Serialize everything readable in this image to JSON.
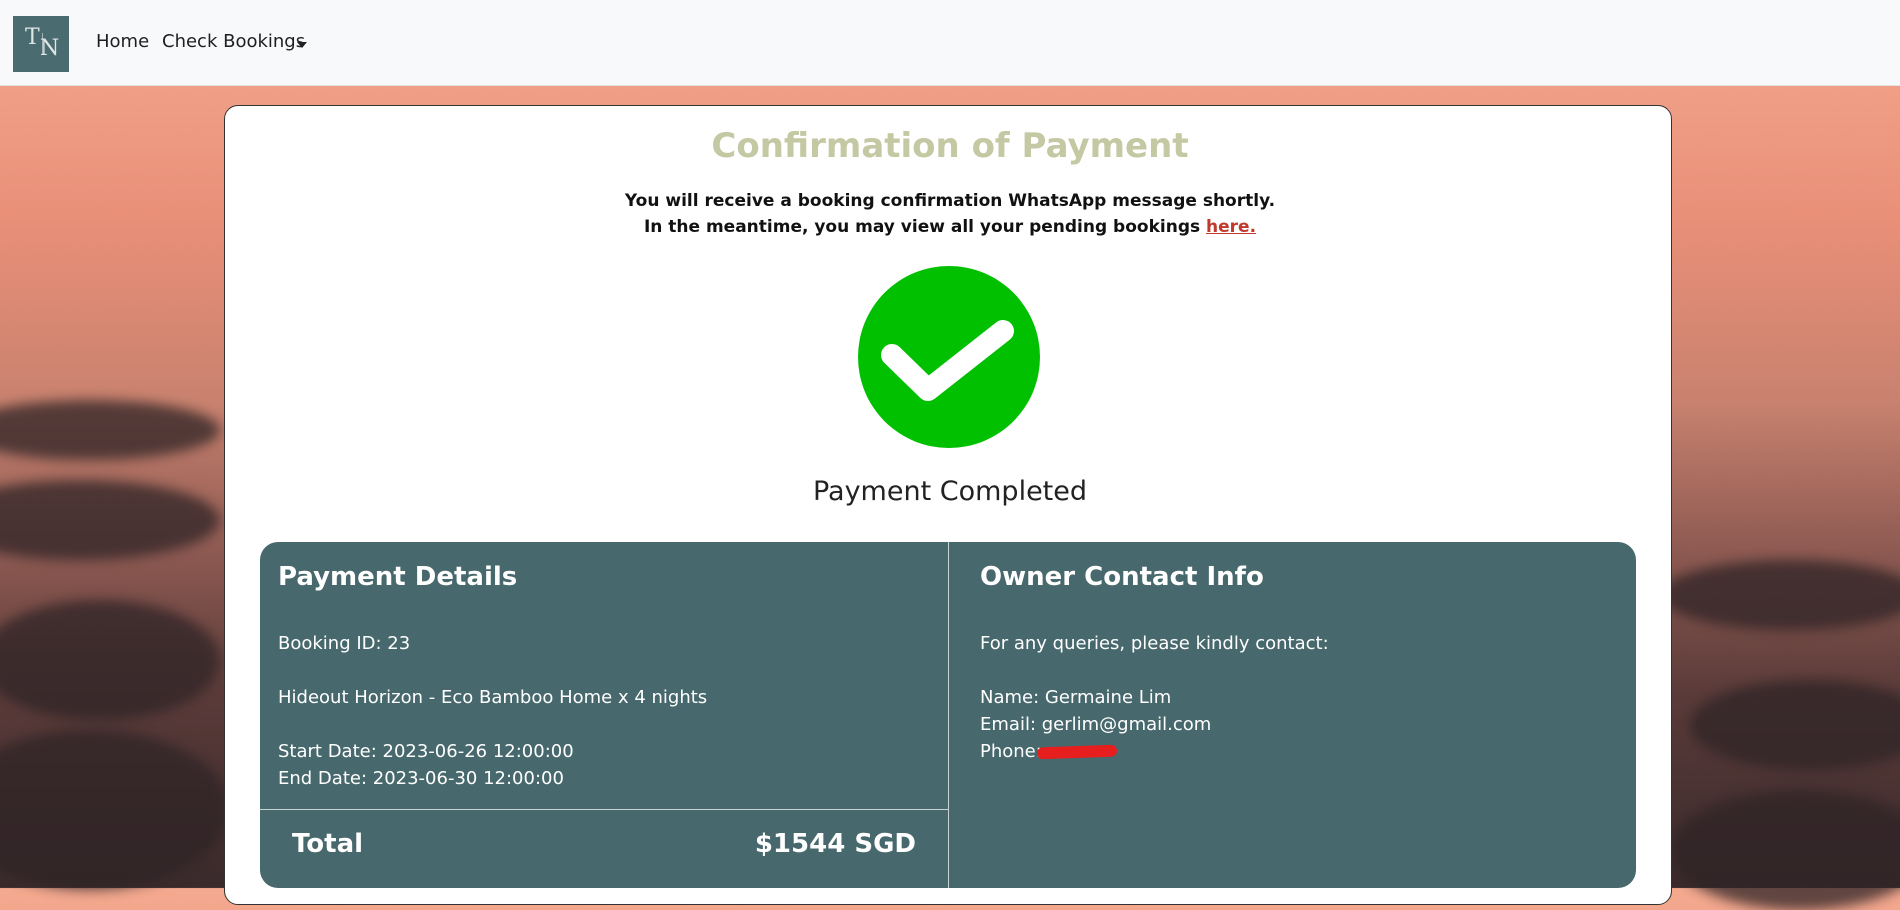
{
  "navbar": {
    "logo_text_t": "T",
    "logo_text_n": "N",
    "home_label": "Home",
    "bookings_label": "Check Bookings"
  },
  "confirmation": {
    "title": "Confirmation of Payment",
    "message_line1": "You will receive a booking confirmation WhatsApp message shortly.",
    "message_line2": "In the meantime, you may view all your pending bookings",
    "link_label": "here.",
    "status_text": "Payment Completed",
    "status_icon": "check-circle-icon",
    "status_color": "#00c000"
  },
  "payment_details": {
    "title": "Payment Details",
    "booking_id": "Booking ID: 23",
    "listing": "Hideout Horizon - Eco Bamboo Home x 4 nights",
    "start_date": "Start Date: 2023-06-26 12:00:00",
    "end_date": "End Date: 2023-06-30 12:00:00",
    "total_label": "Total",
    "total_value": "$1544 SGD"
  },
  "owner_contact": {
    "title": "Owner Contact Info",
    "intro": "For any queries, please kindly contact:",
    "name": "Name: Germaine Lim",
    "email": "Email: gerlim@gmail.com",
    "phone_label": "Phone:"
  },
  "colors": {
    "panel_bg": "#47686c",
    "title_color": "#c4c8a3",
    "link_color": "#c0392b",
    "redaction": "#e61e1e"
  }
}
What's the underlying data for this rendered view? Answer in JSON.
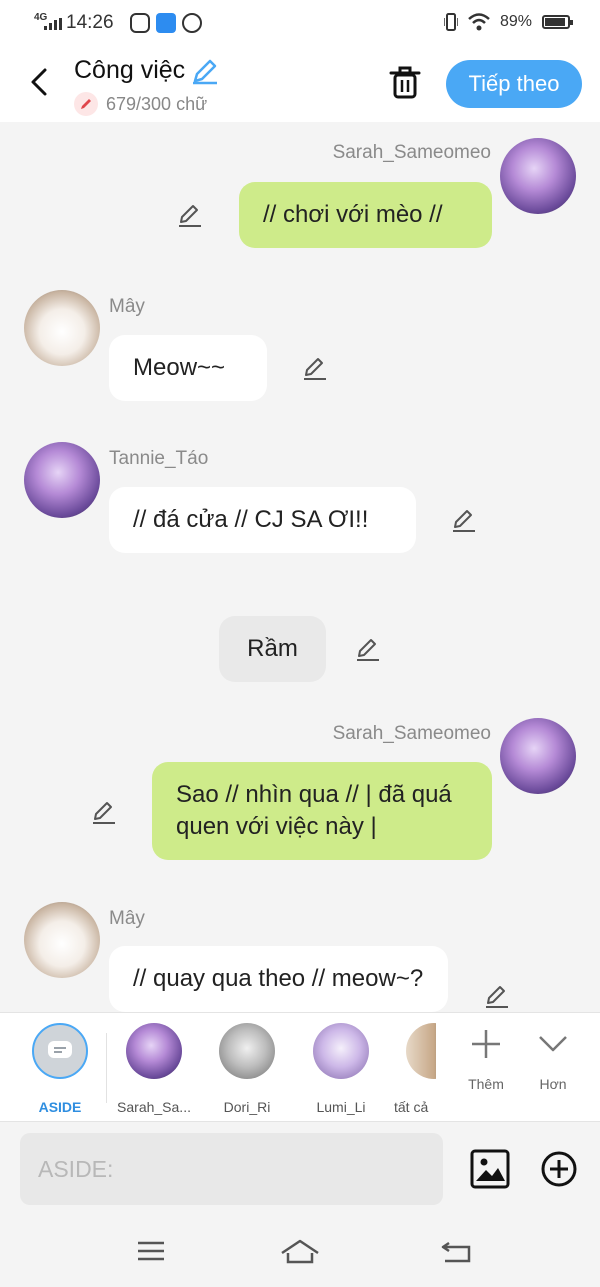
{
  "status": {
    "net": "4G",
    "time": "14:26",
    "battery_text": "89%",
    "battery_level": 0.89
  },
  "header": {
    "title": "Công việc",
    "char_count": "679/300 chữ",
    "next_label": "Tiếp theo"
  },
  "messages": [
    {
      "type": "sent",
      "name": "Sarah_Sameomeo",
      "text": "// chơi với mèo //"
    },
    {
      "type": "received",
      "name": "Mây",
      "text": "Meow~~"
    },
    {
      "type": "received",
      "name": "Tannie_Táo",
      "text": "// đá cửa // CJ SA ƠI!!"
    },
    {
      "type": "narration",
      "text": "Rầm"
    },
    {
      "type": "sent",
      "name": "Sarah_Sameomeo",
      "text": "Sao // nhìn qua // | đã quá quen với việc này |"
    },
    {
      "type": "received",
      "name": "Mây",
      "text": "// quay qua theo // meow~?"
    }
  ],
  "characters": [
    {
      "label": "ASIDE"
    },
    {
      "label": "Sarah_Sa..."
    },
    {
      "label": "Dori_Ri"
    },
    {
      "label": "Lumi_Li"
    },
    {
      "label": "tất cả"
    }
  ],
  "tools": {
    "add_label": "Thêm",
    "more_label": "Hơn"
  },
  "input": {
    "placeholder": "ASIDE:"
  },
  "colors": {
    "accent": "#4aa8f5",
    "sent_bubble": "#ceeb8a",
    "received_bubble": "#ffffff",
    "narration_bubble": "#e9e9e9"
  }
}
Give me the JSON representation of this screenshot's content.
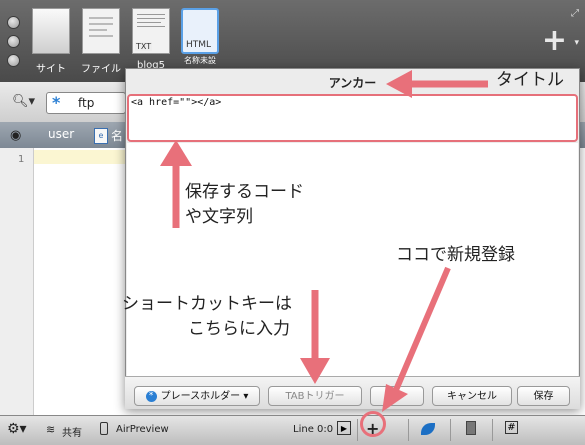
{
  "toolbar": {
    "items": [
      {
        "label": "サイト",
        "thumb_tag": ""
      },
      {
        "label": "ファイル",
        "thumb_tag": ""
      },
      {
        "label": "blog5",
        "thumb_tag": "TXT"
      },
      {
        "label": "名称未設",
        "thumb_tag": "HTML"
      }
    ],
    "add_icon": "plus-icon"
  },
  "search": {
    "value": "ftp",
    "icon": "search-icon"
  },
  "path": {
    "items": [
      "user",
      "名"
    ]
  },
  "editor": {
    "line_number": "1"
  },
  "dialog": {
    "title": "アンカー",
    "code": "<a href=\"\"></a>",
    "buttons": {
      "placeholder": "プレースホルダー",
      "placeholder_arrow": "▾",
      "tab_trigger": "TABトリガー",
      "blank": "",
      "cancel": "キャンセル",
      "save": "保存"
    }
  },
  "annotations": {
    "title": "タイトル",
    "code_line1": "保存するコード",
    "code_line2": "や文字列",
    "register": "ココで新規登録",
    "shortcut_line1": "ショートカットキーは",
    "shortcut_line2": "こちらに入力",
    "arrow_color": "#e8707a"
  },
  "statusbar": {
    "share": "共有",
    "airpreview": "AirPreview",
    "line": "Line 0:0",
    "add": "+"
  }
}
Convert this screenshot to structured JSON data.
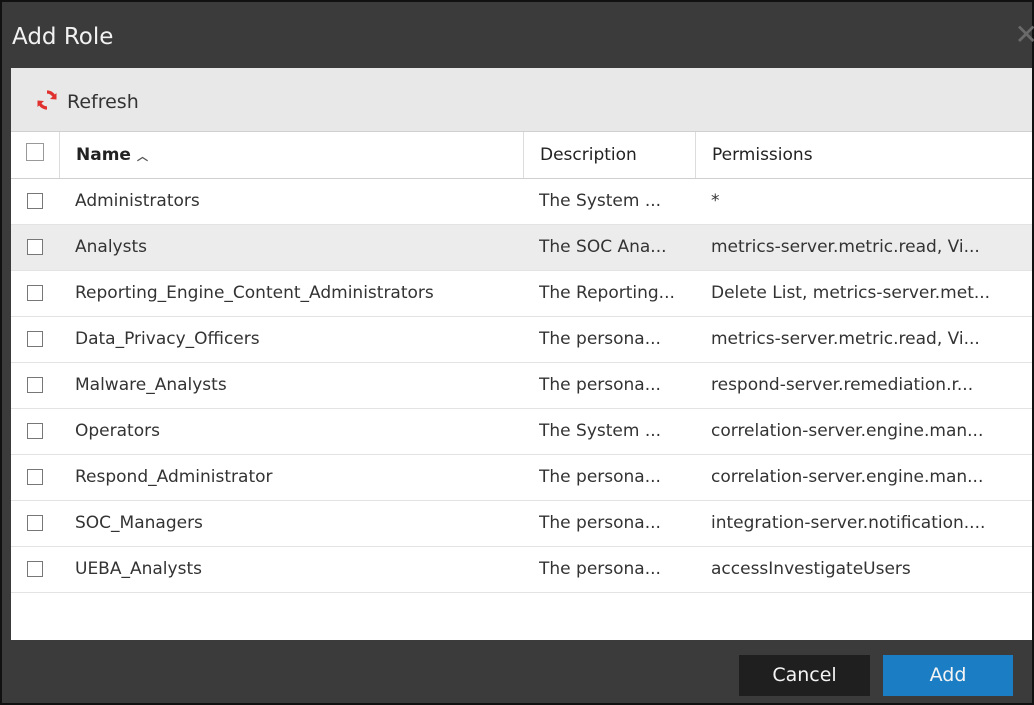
{
  "dialog": {
    "title": "Add Role",
    "close_icon": "close-icon"
  },
  "toolbar": {
    "refresh_label": "Refresh",
    "refresh_icon": "refresh-icon",
    "accent": "#e0312e"
  },
  "table": {
    "columns": {
      "name": "Name",
      "name_sort": "^",
      "description": "Description",
      "permissions": "Permissions"
    },
    "rows": [
      {
        "name": "Administrators",
        "description": "The System ...",
        "permissions": "*"
      },
      {
        "name": "Analysts",
        "description": "The SOC Ana...",
        "permissions": "metrics-server.metric.read, Vi..."
      },
      {
        "name": "Reporting_Engine_Content_Administrators",
        "description": "The Reporting...",
        "permissions": "Delete List, metrics-server.met..."
      },
      {
        "name": "Data_Privacy_Officers",
        "description": "The persona...",
        "permissions": "metrics-server.metric.read, Vi..."
      },
      {
        "name": "Malware_Analysts",
        "description": "The persona...",
        "permissions": "respond-server.remediation.r..."
      },
      {
        "name": "Operators",
        "description": "The System ...",
        "permissions": "correlation-server.engine.man..."
      },
      {
        "name": "Respond_Administrator",
        "description": "The persona...",
        "permissions": "correlation-server.engine.man..."
      },
      {
        "name": "SOC_Managers",
        "description": "The persona...",
        "permissions": "integration-server.notification...."
      },
      {
        "name": "UEBA_Analysts",
        "description": "The persona...",
        "permissions": "accessInvestigateUsers"
      }
    ]
  },
  "footer": {
    "cancel_label": "Cancel",
    "add_label": "Add",
    "add_color": "#1b7ec4"
  }
}
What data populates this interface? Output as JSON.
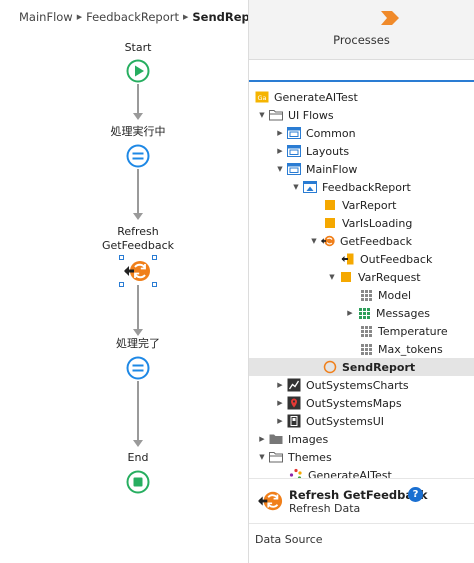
{
  "breadcrumb": {
    "items": [
      "MainFlow",
      "FeedbackReport"
    ],
    "current": "SendReport"
  },
  "flow": {
    "start_label": "Start",
    "assign1_label": "処理実行中",
    "action_label_line1": "Refresh",
    "action_label_line2": "GetFeedback",
    "assign2_label": "処理完了",
    "end_label": "End",
    "colors": {
      "start": "#27ae60",
      "assign": "#1e88e5",
      "action": "#f07f1a",
      "connector": "#9a9a9a"
    }
  },
  "panel": {
    "title": "Processes",
    "tree": [
      {
        "label": "GenerateAITest",
        "icon": "module-icon"
      },
      {
        "label": "UI Flows",
        "icon": "folder-open-icon",
        "expanded": true
      },
      {
        "label": "Common",
        "icon": "ui-flow-icon",
        "expanded": false
      },
      {
        "label": "Layouts",
        "icon": "ui-flow-icon",
        "expanded": false
      },
      {
        "label": "MainFlow",
        "icon": "ui-flow-icon",
        "expanded": true
      },
      {
        "label": "FeedbackReport",
        "icon": "screen-icon",
        "expanded": true
      },
      {
        "label": "VarReport",
        "icon": "variable-icon"
      },
      {
        "label": "VarIsLoading",
        "icon": "variable-icon"
      },
      {
        "label": "GetFeedback",
        "icon": "data-action-icon",
        "expanded": true
      },
      {
        "label": "OutFeedback",
        "icon": "output-parameter-icon"
      },
      {
        "label": "VarRequest",
        "icon": "variable-icon",
        "expanded": true
      },
      {
        "label": "Model",
        "icon": "attribute-icon"
      },
      {
        "label": "Messages",
        "icon": "list-attribute-icon",
        "expanded": false
      },
      {
        "label": "Temperature",
        "icon": "attribute-icon"
      },
      {
        "label": "Max_tokens",
        "icon": "attribute-icon"
      },
      {
        "label": "SendReport",
        "icon": "client-action-icon",
        "selected": true
      },
      {
        "label": "OutSystemsCharts",
        "icon": "charts-module-icon",
        "expanded": false
      },
      {
        "label": "OutSystemsMaps",
        "icon": "maps-module-icon",
        "expanded": false
      },
      {
        "label": "OutSystemsUI",
        "icon": "ui-module-icon",
        "expanded": false
      },
      {
        "label": "Images",
        "icon": "folder-icon",
        "expanded": false
      },
      {
        "label": "Themes",
        "icon": "folder-open-icon",
        "expanded": true
      },
      {
        "label": "GenerateAITest",
        "icon": "theme-icon"
      }
    ]
  },
  "detail": {
    "title": "Refresh GetFeedback",
    "subtitle": "Refresh Data",
    "help": "?"
  },
  "data_source_label": "Data Source"
}
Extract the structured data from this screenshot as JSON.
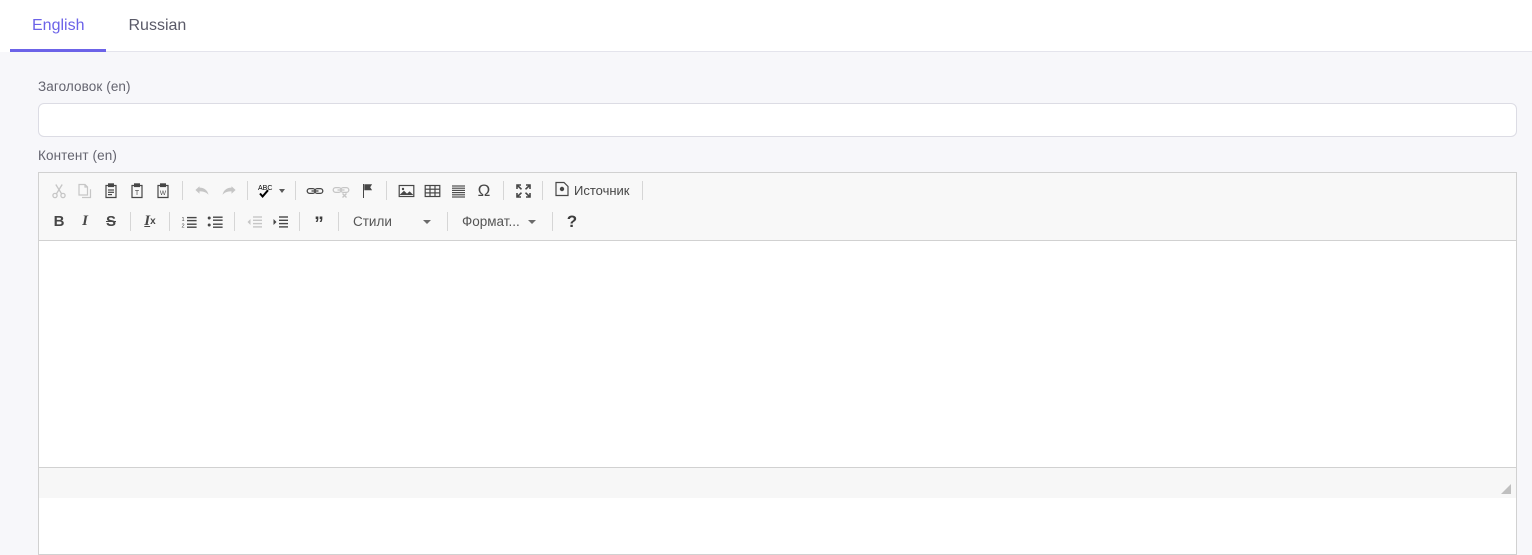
■ ■ ■ ■
--- What you should do ---
Determine how many lines of the listing above hold the word "theo". Report that number without anything else.

--- Solution to this task ---
2